• [What the task asks]: Copy out the causal inference vignette below, everything from "This vignette demonstrates" down to "a causal effect.", without changing a word.

Source: vignettes/practical_causality.Rmd
practical_causality.Rmd

This vignette demonstrates how to perform causal inference with observational data using the modelbased package. While the examples below use the terms “treatment” and “control” groups, these labels are arbitrary and interchangeable. Causal inference can be applied to any scenario where observations are assigned to different conditions, regardless of whether a “treatment” in the medical sense is involved.

The lack of randomization

Randomized controlled trials (RCTs) are frequently employed to estimate the average treatment effect (ATE), which represents the average difference in outcomes between individuals in the treatment and control groups (i.e., how would the outcome differ, on average, if all participants were treated versus if no participants was treated). In the context of RCTs, the ATE can be interpreted as a causal effect.

Estimating causal effects with observational data, where treatment and control group assignments are not randomized, presents a greater challenge due to the potential for confounding bias. In observational studies, individual characteristics associated with the outcome (e.g., age, gender, education, health status) are likely unequally distributed between the treatment and control groups. This imbalance violates a key assumption for causal effect estimation, an assumption typically satisfied by randomization in RCTs but often unmet in observational data.

• [Information given]:

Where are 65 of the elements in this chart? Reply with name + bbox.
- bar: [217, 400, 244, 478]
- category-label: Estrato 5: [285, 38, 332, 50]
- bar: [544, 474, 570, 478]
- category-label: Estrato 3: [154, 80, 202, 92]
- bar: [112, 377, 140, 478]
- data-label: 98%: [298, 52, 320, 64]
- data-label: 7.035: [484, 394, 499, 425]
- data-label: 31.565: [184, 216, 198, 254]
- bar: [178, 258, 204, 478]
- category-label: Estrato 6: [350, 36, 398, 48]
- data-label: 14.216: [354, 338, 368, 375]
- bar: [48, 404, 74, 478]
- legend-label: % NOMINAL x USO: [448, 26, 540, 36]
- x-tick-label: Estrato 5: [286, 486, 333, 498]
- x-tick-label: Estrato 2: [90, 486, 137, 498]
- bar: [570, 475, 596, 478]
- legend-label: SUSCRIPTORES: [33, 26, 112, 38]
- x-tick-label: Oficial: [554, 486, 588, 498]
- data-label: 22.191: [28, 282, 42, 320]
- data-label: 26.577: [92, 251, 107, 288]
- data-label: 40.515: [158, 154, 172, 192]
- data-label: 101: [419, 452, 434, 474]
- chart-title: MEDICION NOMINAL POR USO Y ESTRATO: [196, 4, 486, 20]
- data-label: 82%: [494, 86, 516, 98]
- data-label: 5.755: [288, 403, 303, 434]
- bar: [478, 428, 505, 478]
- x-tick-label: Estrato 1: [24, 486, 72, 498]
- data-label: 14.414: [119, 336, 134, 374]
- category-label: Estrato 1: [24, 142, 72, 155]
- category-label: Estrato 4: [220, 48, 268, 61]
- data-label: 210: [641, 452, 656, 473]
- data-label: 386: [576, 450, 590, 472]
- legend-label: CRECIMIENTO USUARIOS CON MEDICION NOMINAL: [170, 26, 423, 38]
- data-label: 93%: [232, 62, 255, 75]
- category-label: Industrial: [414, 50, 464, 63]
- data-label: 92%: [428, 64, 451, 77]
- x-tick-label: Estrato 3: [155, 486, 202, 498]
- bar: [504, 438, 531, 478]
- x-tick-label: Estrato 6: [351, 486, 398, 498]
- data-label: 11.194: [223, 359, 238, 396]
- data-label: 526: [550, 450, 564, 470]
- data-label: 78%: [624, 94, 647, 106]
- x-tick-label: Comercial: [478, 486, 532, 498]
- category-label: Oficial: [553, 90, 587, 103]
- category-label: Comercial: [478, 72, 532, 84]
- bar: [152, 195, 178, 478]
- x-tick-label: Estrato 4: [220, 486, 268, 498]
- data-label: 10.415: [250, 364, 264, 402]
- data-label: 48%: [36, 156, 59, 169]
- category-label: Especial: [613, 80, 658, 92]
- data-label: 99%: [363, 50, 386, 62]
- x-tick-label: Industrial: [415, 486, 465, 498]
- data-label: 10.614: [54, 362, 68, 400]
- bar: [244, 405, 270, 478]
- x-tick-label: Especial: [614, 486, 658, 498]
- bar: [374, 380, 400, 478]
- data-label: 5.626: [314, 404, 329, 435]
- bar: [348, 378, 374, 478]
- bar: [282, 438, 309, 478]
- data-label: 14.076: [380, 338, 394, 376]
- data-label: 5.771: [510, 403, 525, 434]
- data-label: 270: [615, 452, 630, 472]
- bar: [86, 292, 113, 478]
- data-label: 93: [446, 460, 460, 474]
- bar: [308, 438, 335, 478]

• [Task solution]:
This vignette demonstrates how to perform causal inference with observational data using the modelbased package. While the examples below use the terms “treatment” and “control” groups, these labels are arbitrary and interchangeable. Causal inference can be applied to any scenario where observations are assigned to different conditions, regardless of whether a “treatment” in the medical sense is involved.

The lack of randomization

Randomized controlled trials (RCTs) are frequently employed to estimate the average treatment effect (ATE), which represents the average difference in outcomes between individuals in the treatment and control groups (i.e., how would the outcome differ, on average, if all participants were treated versus if no participants was treated). In the context of RCTs, the ATE can be interpreted as a causal effect.